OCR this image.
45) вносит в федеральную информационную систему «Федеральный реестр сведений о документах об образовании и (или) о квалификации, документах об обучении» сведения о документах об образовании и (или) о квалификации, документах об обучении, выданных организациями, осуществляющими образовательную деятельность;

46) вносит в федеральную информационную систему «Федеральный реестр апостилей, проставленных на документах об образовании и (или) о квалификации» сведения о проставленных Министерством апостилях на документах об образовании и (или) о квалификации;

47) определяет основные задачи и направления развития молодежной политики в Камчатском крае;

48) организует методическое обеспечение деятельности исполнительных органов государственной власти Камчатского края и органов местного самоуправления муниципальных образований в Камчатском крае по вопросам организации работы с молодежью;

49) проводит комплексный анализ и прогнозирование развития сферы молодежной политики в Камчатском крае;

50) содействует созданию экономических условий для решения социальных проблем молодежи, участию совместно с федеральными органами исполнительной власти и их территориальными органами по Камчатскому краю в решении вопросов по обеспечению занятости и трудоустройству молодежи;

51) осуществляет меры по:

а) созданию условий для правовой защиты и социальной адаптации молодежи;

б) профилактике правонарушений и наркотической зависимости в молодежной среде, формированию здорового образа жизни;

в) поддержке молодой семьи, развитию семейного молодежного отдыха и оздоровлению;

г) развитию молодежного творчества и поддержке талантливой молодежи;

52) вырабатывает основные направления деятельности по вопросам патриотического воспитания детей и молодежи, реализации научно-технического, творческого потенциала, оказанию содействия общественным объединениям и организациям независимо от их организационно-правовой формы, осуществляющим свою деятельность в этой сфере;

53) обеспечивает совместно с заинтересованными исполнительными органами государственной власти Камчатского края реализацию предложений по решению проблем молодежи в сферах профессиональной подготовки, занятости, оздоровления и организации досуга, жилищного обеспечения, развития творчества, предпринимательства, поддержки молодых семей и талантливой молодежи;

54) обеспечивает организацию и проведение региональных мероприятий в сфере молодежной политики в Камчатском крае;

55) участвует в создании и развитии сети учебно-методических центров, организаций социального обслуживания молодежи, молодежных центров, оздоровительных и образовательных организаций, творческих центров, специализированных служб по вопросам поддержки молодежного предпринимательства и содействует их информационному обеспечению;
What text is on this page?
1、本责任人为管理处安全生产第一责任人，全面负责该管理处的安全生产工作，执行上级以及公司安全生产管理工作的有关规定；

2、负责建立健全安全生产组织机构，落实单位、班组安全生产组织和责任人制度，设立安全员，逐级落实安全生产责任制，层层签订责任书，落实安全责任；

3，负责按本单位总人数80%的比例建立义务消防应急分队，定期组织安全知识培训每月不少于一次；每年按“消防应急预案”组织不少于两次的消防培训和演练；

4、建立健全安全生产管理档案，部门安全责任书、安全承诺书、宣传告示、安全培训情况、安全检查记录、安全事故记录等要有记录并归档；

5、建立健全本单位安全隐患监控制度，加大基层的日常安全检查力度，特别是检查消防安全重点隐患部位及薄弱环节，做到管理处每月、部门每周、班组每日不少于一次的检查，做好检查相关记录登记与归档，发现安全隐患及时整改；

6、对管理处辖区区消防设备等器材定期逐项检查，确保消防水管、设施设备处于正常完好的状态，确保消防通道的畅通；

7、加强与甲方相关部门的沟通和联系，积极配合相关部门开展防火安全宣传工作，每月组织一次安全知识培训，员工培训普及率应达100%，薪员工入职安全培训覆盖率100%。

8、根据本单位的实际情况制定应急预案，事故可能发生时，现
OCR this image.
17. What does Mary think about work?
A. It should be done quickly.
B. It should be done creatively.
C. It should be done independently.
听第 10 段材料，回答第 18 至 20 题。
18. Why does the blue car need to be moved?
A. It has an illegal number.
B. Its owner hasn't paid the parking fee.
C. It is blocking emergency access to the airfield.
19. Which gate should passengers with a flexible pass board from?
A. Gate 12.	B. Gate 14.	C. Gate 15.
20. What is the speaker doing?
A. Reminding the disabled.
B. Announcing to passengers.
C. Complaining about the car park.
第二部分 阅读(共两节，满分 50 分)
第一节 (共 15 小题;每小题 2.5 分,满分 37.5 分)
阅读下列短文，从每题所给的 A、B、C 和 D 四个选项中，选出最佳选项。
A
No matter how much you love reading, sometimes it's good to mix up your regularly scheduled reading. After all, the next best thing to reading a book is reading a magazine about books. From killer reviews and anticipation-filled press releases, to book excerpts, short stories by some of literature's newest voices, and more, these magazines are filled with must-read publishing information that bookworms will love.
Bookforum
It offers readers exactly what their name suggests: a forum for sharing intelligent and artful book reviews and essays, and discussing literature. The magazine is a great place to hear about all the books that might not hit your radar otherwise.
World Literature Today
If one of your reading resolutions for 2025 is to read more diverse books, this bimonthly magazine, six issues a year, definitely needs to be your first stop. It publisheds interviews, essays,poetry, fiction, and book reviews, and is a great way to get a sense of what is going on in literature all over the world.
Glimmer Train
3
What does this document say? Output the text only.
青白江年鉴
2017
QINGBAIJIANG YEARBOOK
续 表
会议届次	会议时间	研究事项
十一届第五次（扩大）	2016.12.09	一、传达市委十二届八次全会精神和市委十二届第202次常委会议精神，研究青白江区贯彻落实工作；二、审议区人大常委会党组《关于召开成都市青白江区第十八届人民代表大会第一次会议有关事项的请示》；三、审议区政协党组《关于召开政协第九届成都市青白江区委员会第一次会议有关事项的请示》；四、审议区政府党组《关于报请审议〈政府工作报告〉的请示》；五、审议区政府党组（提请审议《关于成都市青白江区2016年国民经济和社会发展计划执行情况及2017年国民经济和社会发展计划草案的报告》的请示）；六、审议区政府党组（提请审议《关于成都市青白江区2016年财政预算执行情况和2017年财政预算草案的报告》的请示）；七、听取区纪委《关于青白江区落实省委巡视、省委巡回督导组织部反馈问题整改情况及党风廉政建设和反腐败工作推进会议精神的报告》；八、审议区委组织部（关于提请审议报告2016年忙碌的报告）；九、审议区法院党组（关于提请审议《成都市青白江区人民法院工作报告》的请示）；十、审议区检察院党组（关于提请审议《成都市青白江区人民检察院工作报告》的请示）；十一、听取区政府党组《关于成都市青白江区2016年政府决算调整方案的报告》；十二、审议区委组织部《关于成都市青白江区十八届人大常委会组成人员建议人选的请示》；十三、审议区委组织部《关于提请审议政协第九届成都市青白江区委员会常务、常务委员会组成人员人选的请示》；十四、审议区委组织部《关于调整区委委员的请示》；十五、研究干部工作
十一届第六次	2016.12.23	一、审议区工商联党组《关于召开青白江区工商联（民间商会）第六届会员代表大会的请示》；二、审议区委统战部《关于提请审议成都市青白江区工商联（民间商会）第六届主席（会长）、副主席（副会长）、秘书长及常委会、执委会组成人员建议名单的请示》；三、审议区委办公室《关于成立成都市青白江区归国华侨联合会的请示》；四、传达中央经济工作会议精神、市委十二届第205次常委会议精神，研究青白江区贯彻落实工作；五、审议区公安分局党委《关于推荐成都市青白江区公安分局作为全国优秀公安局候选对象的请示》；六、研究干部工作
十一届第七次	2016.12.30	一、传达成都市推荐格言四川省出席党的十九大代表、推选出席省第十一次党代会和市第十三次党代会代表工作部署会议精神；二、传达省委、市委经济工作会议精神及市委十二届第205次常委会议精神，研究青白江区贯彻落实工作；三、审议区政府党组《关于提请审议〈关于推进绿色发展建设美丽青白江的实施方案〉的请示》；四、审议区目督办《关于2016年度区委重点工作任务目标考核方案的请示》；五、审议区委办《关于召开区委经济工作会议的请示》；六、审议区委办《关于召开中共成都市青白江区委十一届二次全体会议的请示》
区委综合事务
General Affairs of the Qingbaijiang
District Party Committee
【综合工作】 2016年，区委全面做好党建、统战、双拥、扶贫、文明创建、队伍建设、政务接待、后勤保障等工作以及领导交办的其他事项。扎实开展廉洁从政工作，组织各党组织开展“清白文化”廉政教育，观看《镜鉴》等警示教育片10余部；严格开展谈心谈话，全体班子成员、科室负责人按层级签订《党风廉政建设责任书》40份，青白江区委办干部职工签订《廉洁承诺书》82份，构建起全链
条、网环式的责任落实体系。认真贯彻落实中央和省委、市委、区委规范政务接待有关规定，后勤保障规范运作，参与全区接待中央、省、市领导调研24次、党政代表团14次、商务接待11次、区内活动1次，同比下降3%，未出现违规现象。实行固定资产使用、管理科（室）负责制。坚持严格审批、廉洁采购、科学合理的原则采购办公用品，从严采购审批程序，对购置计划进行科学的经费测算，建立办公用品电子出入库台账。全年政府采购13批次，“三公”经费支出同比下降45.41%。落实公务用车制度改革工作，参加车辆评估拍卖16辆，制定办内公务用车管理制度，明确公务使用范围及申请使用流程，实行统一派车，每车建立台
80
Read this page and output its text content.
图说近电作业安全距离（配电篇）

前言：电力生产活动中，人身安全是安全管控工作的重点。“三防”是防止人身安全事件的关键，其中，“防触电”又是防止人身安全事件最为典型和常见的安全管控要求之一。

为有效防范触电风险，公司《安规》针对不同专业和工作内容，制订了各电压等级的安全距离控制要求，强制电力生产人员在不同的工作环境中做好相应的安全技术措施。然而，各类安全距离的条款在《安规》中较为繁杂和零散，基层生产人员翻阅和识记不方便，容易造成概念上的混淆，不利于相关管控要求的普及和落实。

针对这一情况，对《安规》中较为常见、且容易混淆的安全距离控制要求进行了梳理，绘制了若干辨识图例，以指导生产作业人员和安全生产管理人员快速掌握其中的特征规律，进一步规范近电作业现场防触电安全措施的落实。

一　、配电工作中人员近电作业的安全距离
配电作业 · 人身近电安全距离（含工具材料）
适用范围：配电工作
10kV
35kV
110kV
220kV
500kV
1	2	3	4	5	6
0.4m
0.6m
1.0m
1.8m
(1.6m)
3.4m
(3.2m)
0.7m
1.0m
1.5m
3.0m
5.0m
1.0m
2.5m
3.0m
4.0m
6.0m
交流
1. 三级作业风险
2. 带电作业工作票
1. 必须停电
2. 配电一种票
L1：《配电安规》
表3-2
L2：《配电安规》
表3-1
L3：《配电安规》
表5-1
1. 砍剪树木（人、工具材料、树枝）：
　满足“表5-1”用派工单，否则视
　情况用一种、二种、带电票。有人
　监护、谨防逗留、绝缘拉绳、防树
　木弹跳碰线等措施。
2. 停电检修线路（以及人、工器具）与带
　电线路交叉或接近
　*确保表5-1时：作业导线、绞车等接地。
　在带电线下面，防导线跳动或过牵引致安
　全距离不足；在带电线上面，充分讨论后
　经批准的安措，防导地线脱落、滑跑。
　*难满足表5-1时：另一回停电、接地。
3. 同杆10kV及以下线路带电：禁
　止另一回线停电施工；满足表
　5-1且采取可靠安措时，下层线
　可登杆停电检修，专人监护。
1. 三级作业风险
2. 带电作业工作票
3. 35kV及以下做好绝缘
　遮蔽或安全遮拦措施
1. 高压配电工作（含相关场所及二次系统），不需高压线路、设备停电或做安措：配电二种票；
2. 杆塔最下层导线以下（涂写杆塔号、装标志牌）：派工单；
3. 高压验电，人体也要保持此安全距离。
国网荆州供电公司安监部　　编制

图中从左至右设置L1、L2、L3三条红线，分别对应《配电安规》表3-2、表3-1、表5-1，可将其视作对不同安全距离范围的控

(Aim):
State the count of lines holding the string "should" in the listing above, and nothing else.

(Task result):
4